## Requirement
Copy out lines with the word "feet" from the material that follows.

* begin Data provided *

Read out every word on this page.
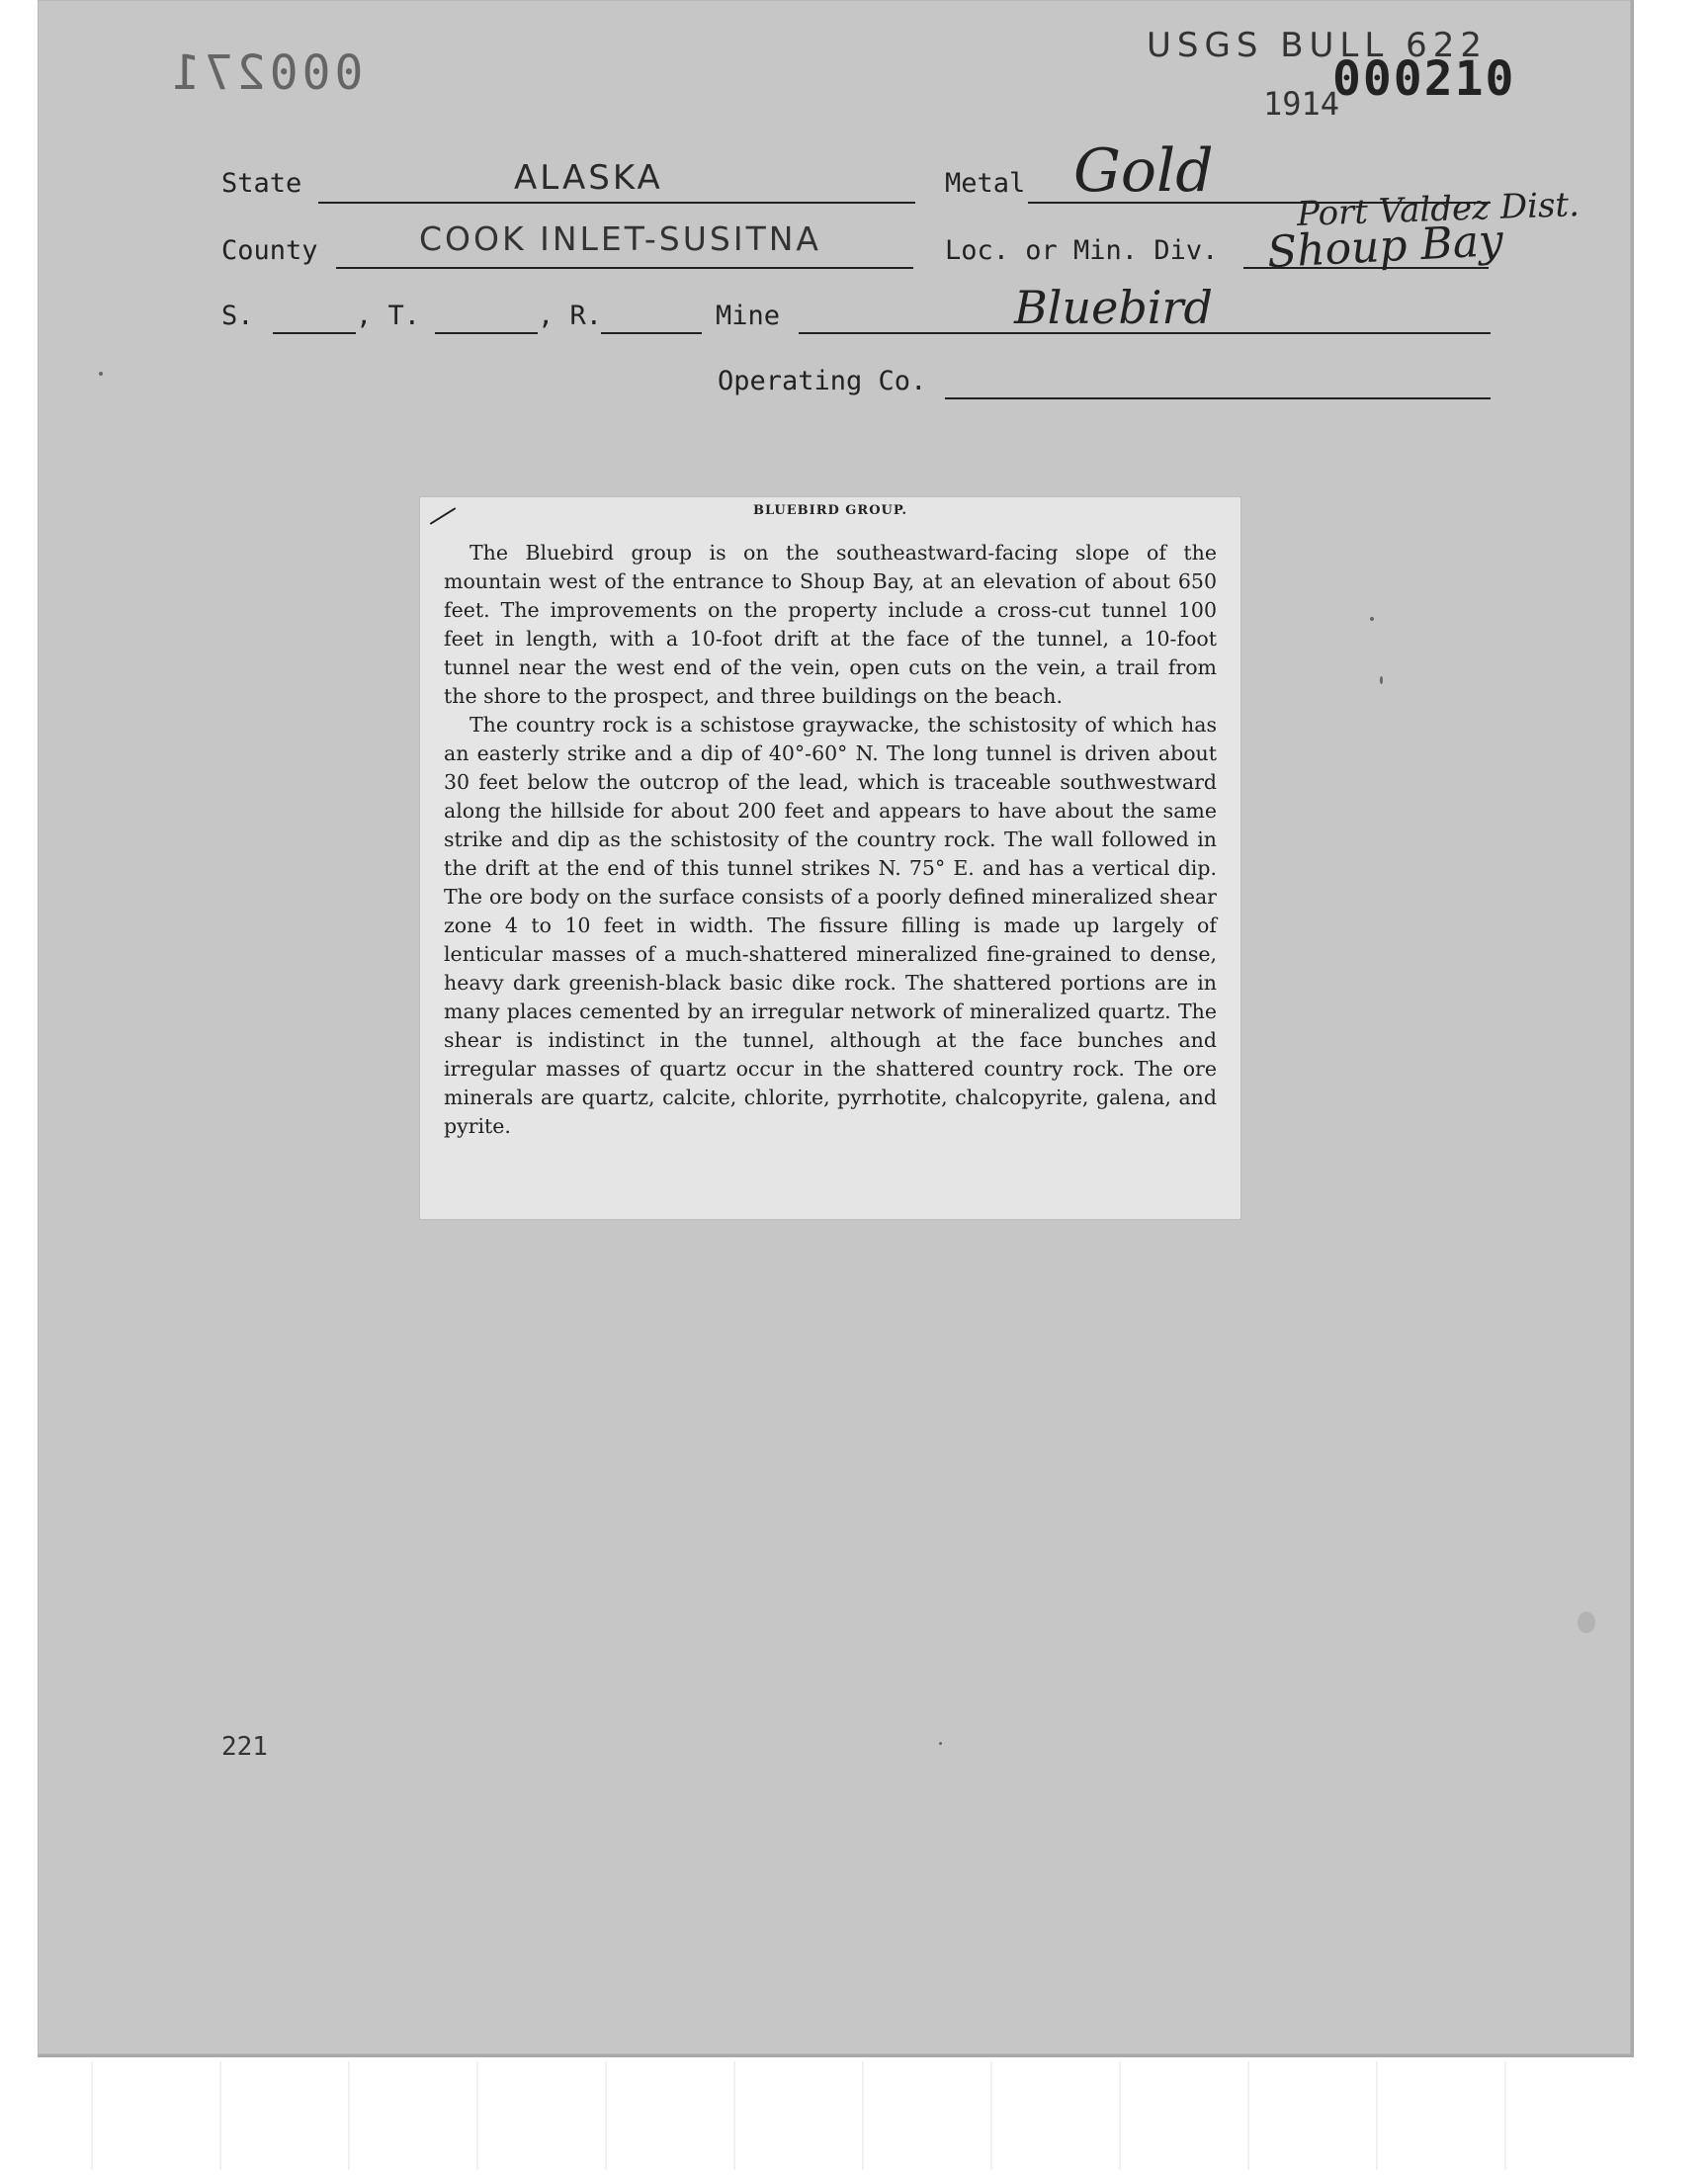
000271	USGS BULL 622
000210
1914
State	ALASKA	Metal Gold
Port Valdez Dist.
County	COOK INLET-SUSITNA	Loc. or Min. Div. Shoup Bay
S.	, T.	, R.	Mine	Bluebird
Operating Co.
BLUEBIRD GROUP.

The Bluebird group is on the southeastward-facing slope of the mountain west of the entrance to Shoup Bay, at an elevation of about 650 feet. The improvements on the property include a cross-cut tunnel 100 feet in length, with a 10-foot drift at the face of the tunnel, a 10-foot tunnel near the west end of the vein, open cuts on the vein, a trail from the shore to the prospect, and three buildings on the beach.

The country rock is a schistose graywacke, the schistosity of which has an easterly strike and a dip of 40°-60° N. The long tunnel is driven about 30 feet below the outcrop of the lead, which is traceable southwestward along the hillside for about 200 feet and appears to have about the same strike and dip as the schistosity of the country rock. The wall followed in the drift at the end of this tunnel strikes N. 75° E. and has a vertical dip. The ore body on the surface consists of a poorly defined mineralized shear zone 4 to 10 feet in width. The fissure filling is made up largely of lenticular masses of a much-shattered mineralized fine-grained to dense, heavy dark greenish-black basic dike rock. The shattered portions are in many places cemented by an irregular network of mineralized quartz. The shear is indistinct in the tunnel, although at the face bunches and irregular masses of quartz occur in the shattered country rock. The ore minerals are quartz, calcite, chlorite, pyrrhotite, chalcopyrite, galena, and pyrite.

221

* end Data provided *

## Answer for this exercise
The Bluebird group is on the southeastward-facing slope of the mountain west of the entrance to Shoup Bay, at an elevation of about 650 feet. The improvements on the property include a cross-cut tunnel 100 feet in length, with a 10-foot drift at the face of the tunnel, a 10-foot tunnel near the west end of the vein, open cuts on the vein, a trail from the shore to the prospect, and three buildings on the beach.
The country rock is a schistose graywacke, the schistosity of which has an easterly strike and a dip of 40°-60° N. The long tunnel is driven about 30 feet below the outcrop of the lead, which is traceable southwestward along the hillside for about 200 feet and appears to have about the same strike and dip as the schistosity of the country rock. The wall followed in the drift at the end of this tunnel strikes N. 75° E. and has a vertical dip. The ore body on the surface consists of a poorly defined mineralized shear zone 4 to 10 feet in width. The fissure filling is made up largely of lenticular masses of a much-shattered mineralized fine-grained to dense, heavy dark greenish-black basic dike rock. The shattered portions are in many places cemented by an irregular network of mineralized quartz. The shear is indistinct in the tunnel, although at the face bunches and irregular masses of quartz occur in the shattered country rock. The ore minerals are quartz, calcite, chlorite, pyrrhotite, chalcopyrite, galena, and pyrite.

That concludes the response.